The Formal Interview
This is the time to let your passion, potential and professionalism shine. Don't be the first to talk about money. Instead, let the employer broach the subject. When an interviewer talks about money and asks how much you expect to make, avoid giving a precise figure. However, do your homework so that if an interviewer presses you, you can give a realistic figure or range. Salaries vary widely by major, field, and size of company. Still, it's not time to negotiate yet. Be cautious about making ambitious demands that might cost you an offer.
Congratulations. You've got an offer. Now you must engage in the stomach-churning task of asking for more. First things first: Thank the employer for the offer. Next: Graciously say you'd like to ask a few questions to help you understand the full value of the offer. Consider bonuses, health benefits, retirement plans, vacation time and other perks. Make sure the employer lays out the worth of these benefits.
Don't be shy about bargaining, negotiation experts say, but do it the right way. Be polite, professional and low-key in your negotiations. Confidence is good. Arrogance is bad. Showing too much ego can cause an employer to yank a job offer. If the salary seems low, offer examples from your work history and education that highlight why you're worth more. If salary surveys support your position, cite them as evidence. If there's no room to negotiate on base pay, ask if the employer can be more flexible with vacation time, flexible work arrangements and other benefits.
If the pay is less than you'd like but the employer offers a generous package of perks, perhaps you should accept. However, set the stage for a raise by asking for an early performance review, or by indicating that you'd like to revisit your salary in six months or a year. If the offer just isn't enough, by all means, turn it down. But do so in an emotionless way that doesn't burn bridges.
A Few Words of Advice
"If the offer is x and you're trying to get to y, you need to identify why you're worth it."
"We've had students double their salary by taking an offer in Silicon Valley - but I like to say they just quadrupled their living expenses."
"You'll never know unless you ask. Use a level head, non-ego-driven voice and ask, 'Is the salary negotiable? Too many people just look at salary. Does the employer pay for parking? Do they pay for lunch?"

▶ _What you will do_
1. Rewrite the paragraph of the negotiation passage that begins "If the pay is less than you'd like" as a short bulleted list, keeping its main points.
2. Copy the negotiation passage from "Don't be shy" up to and including "and other benefits.".

▶ _Records shown_
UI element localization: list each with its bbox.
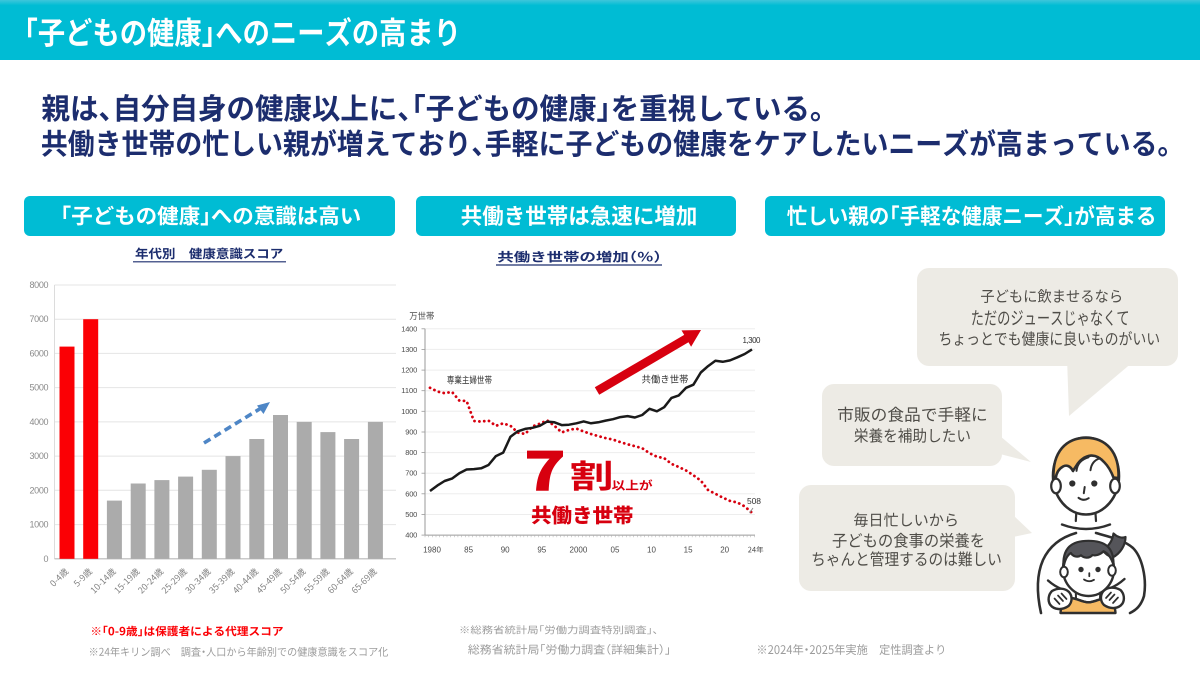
svg-text:15: 15 (684, 546, 693, 555)
svg-text:508: 508 (747, 496, 761, 506)
svg-text:1100: 1100 (401, 386, 417, 395)
svg-text:0: 0 (43, 554, 48, 564)
svg-text:3000: 3000 (30, 451, 49, 461)
svg-text:500: 500 (405, 510, 417, 519)
svg-text:1000: 1000 (401, 407, 417, 416)
svg-text:800: 800 (405, 448, 417, 457)
svg-text:90: 90 (501, 546, 510, 555)
svg-text:4000: 4000 (30, 417, 49, 427)
svg-text:1980: 1980 (423, 546, 441, 555)
svg-text:8000: 8000 (30, 280, 49, 290)
svg-text:900: 900 (405, 428, 417, 437)
svg-text:95: 95 (537, 546, 546, 555)
svg-text:1300: 1300 (401, 345, 417, 354)
svg-text:400: 400 (405, 531, 417, 540)
svg-text:7000: 7000 (30, 314, 49, 324)
svg-text:20: 20 (720, 546, 729, 555)
svg-text:5000: 5000 (30, 383, 49, 393)
svg-text:1400: 1400 (401, 324, 417, 333)
svg-text:05: 05 (611, 546, 620, 555)
svg-text:1,300: 1,300 (743, 336, 762, 345)
svg-text:6000: 6000 (30, 348, 49, 358)
svg-text:700: 700 (405, 469, 417, 478)
svg-text:2000: 2000 (30, 485, 49, 495)
svg-text:85: 85 (464, 546, 473, 555)
svg-text:1200: 1200 (401, 366, 417, 375)
svg-text:2000: 2000 (570, 546, 588, 555)
svg-text:600: 600 (405, 489, 417, 498)
svg-text:10: 10 (647, 546, 656, 555)
svg-text:1000: 1000 (30, 520, 49, 530)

▶ _Solutions to the problems_
1.
- If the pay is low but the perks are generous, consider accepting.
- Lay the groundwork for a raise by requesting an early performance review or by saying you'd like to revisit your salary in six months or a year.
- If the offer isn't enough, turn it down.
- Decline without emotion, so you don't burn bridges.

2.
Don't be shy about bargaining, negotiation experts say, but do it the right way. Be polite, professional and low-key in your negotiations. Confidence is good. Arrogance is bad. Showing too much ego can cause an employer to yank a job offer. If the salary seems low, offer examples from your work history and education that highlight why you're worth more. If salary surveys support your position, cite them as evidence. If there's no room to negotiate on base pay, ask if the employer can be more flexible with vacation time, flexible work arrangements and other benefits.